| Required task |
Rewrite everything from the line containing "give-tokens-title: Give Tokens" down to the line containing "exchange-icon bbox=[89, 546, 106, 561]", switching "Token Manager" to "Token Center" and leaving the rest unchanged.
Start Dataset extract
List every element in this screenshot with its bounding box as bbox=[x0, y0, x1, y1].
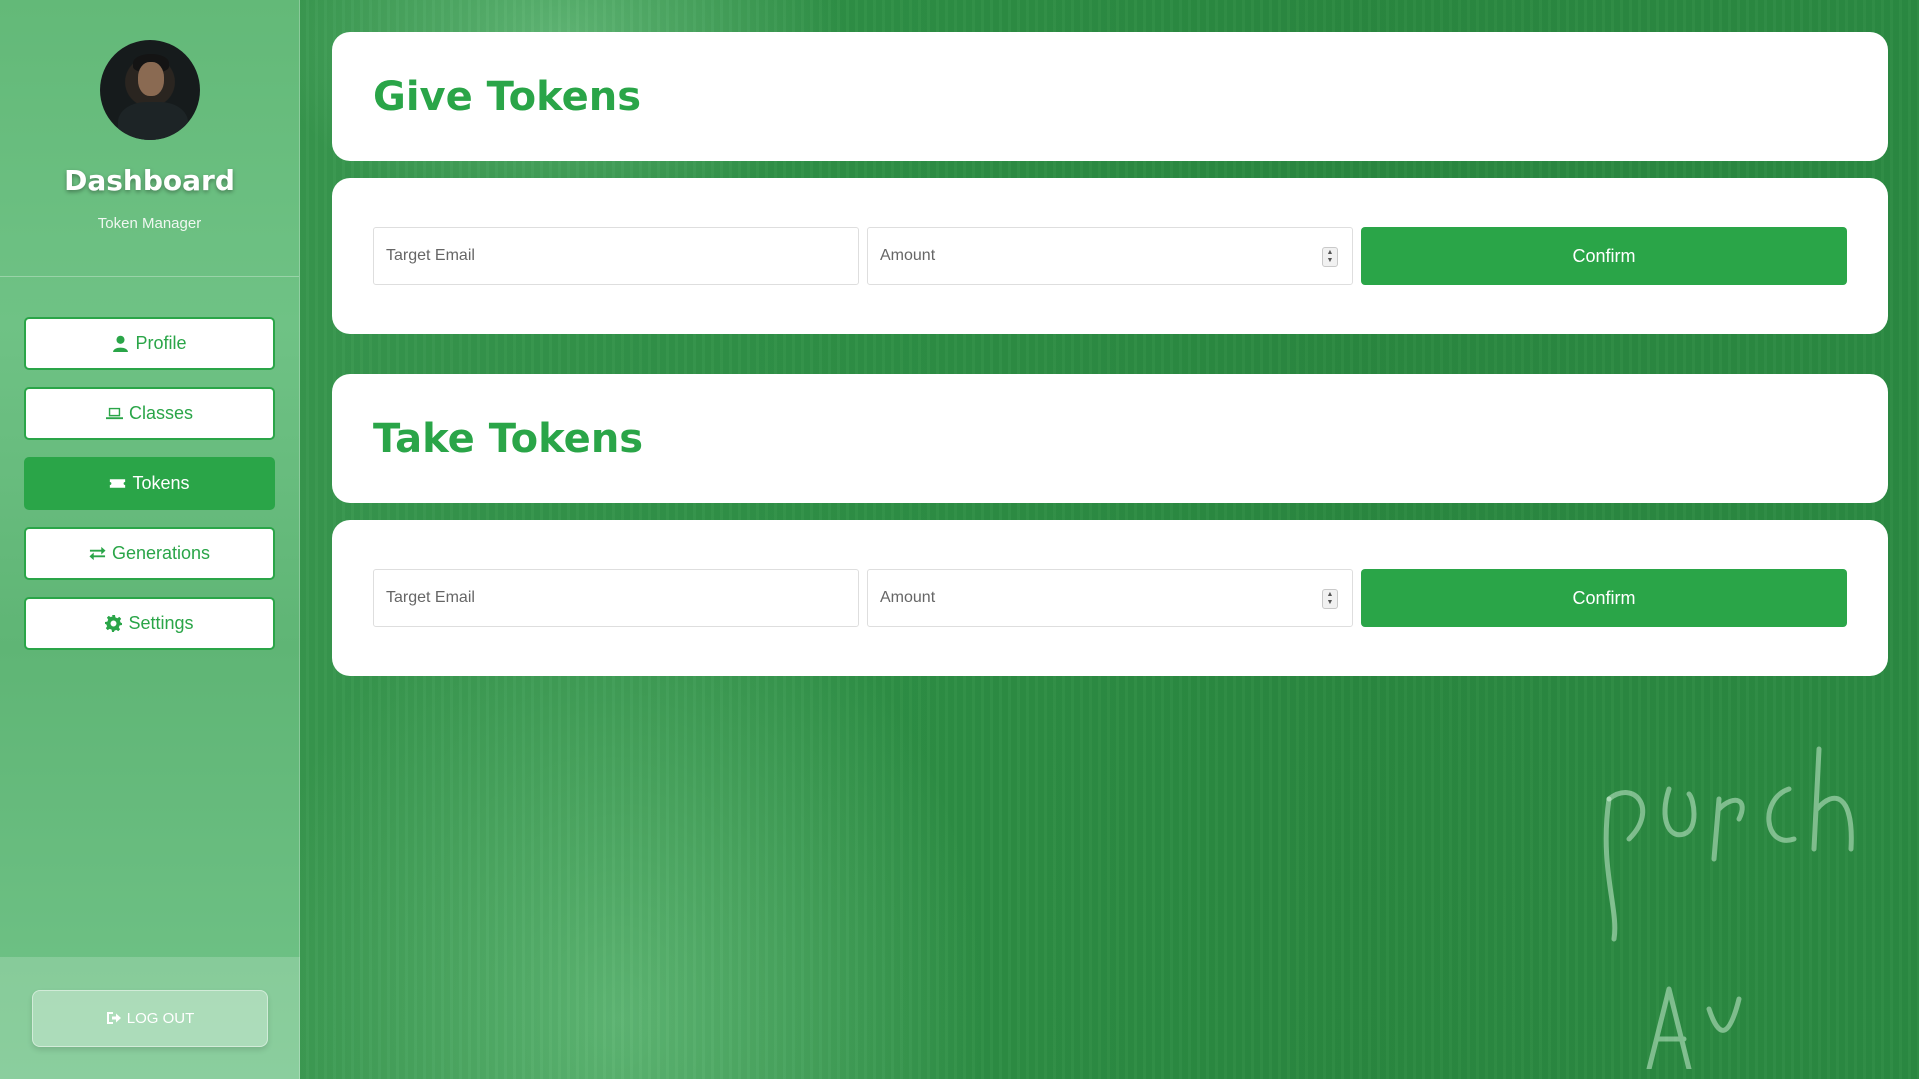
give-tokens-title: Give Tokens bbox=[373, 73, 642, 120]
chevron-down-icon: ▼ bbox=[1326, 257, 1334, 264]
chevron-down-icon: ▼ bbox=[1326, 599, 1334, 606]
give-tokens-form: Target Email Amount ▲ ▼ Confirm bbox=[332, 178, 1888, 334]
chalk-writing-decoration bbox=[1603, 746, 1854, 1069]
sidebar-item-tokens[interactable]: Tokens bbox=[24, 457, 275, 510]
sidebar-subtitle: Token Manager bbox=[97, 215, 202, 232]
exchange-icon bbox=[89, 546, 106, 561]
give-email-input[interactable]: Target Email bbox=[373, 227, 859, 285]
sidebar-nav: Profile Classes Tokens Generations Setti… bbox=[0, 277, 299, 650]
logout-label: LOG OUT bbox=[126, 1009, 195, 1027]
give-amount-input[interactable]: Amount ▲ ▼ bbox=[867, 227, 1353, 285]
sidebar-item-classes[interactable]: Classes bbox=[24, 387, 275, 440]
logout-button[interactable]: LOG OUT bbox=[32, 989, 268, 1047]
sign-out-icon bbox=[106, 1012, 121, 1024]
sidebar-footer: LOG OUT bbox=[0, 957, 300, 1079]
laptop-icon bbox=[105, 407, 123, 420]
sidebar-item-label: Settings bbox=[128, 613, 194, 633]
give-tokens-title-card: Give Tokens bbox=[332, 32, 1888, 161]
give-amount-placeholder: Amount bbox=[880, 247, 936, 264]
sidebar-item-settings[interactable]: Settings bbox=[24, 597, 275, 650]
user-icon bbox=[113, 335, 129, 352]
chevron-up-icon: ▲ bbox=[1326, 249, 1334, 256]
take-tokens-title: Take Tokens bbox=[373, 415, 644, 462]
sidebar-item-label: Classes bbox=[128, 403, 194, 423]
sidebar-item-generations[interactable]: Generations bbox=[24, 527, 275, 580]
chevron-up-icon: ▲ bbox=[1326, 591, 1334, 598]
sidebar-header: Dashboard Token Manager bbox=[0, 0, 299, 277]
take-amount-input[interactable]: Amount ▲ ▼ bbox=[867, 569, 1353, 627]
give-confirm-label: Confirm bbox=[1572, 245, 1636, 266]
take-email-placeholder: Target Email bbox=[386, 589, 475, 606]
sidebar-title: Dashboard bbox=[64, 164, 235, 197]
take-email-input[interactable]: Target Email bbox=[373, 569, 859, 627]
sidebar-item-label: Tokens bbox=[132, 473, 190, 493]
amount-stepper[interactable]: ▲ ▼ bbox=[1322, 589, 1338, 609]
give-email-placeholder: Target Email bbox=[386, 247, 475, 264]
sidebar-item-label: Generations bbox=[111, 543, 211, 563]
amount-stepper[interactable]: ▲ ▼ bbox=[1322, 247, 1338, 267]
ticket-icon bbox=[110, 479, 126, 488]
sidebar-item-profile[interactable]: Profile bbox=[24, 317, 275, 370]
sidebar-item-label: Profile bbox=[135, 333, 187, 353]
take-tokens-form: Target Email Amount ▲ ▼ Confirm bbox=[332, 520, 1888, 676]
avatar bbox=[99, 40, 200, 140]
take-amount-placeholder: Amount bbox=[880, 589, 936, 606]
take-confirm-button[interactable]: Confirm bbox=[1361, 569, 1847, 627]
gear-icon bbox=[105, 615, 123, 632]
take-confirm-label: Confirm bbox=[1572, 587, 1636, 608]
take-tokens-title-card: Take Tokens bbox=[332, 374, 1888, 503]
give-confirm-button[interactable]: Confirm bbox=[1361, 227, 1847, 285]
sidebar: Dashboard Token Manager Profile Classes … bbox=[0, 0, 300, 1079]
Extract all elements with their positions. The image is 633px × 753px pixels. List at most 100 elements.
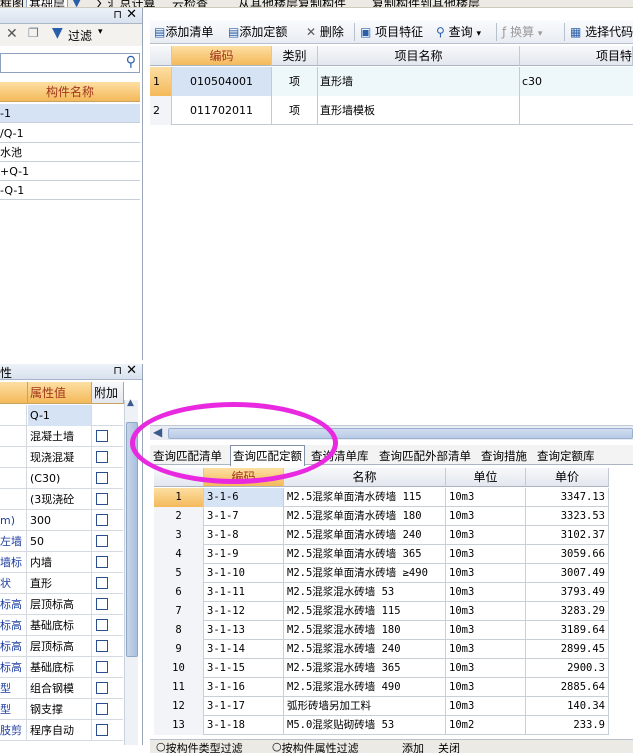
End Dataset extract
| Complete answer |
give-tokens-title: Give Tokens bbox=[373, 73, 642, 120]
chevron-down-icon: ▼ bbox=[1326, 257, 1334, 264]
chevron-down-icon: ▼ bbox=[1326, 599, 1334, 606]
give-tokens-form: Target Email Amount ▲ ▼ Confirm bbox=[332, 178, 1888, 334]
chalk-writing-decoration bbox=[1603, 746, 1854, 1069]
sidebar-item-tokens[interactable]: Tokens bbox=[24, 457, 275, 510]
sidebar-subtitle: Token Center bbox=[97, 215, 202, 232]
exchange-icon bbox=[89, 546, 106, 561]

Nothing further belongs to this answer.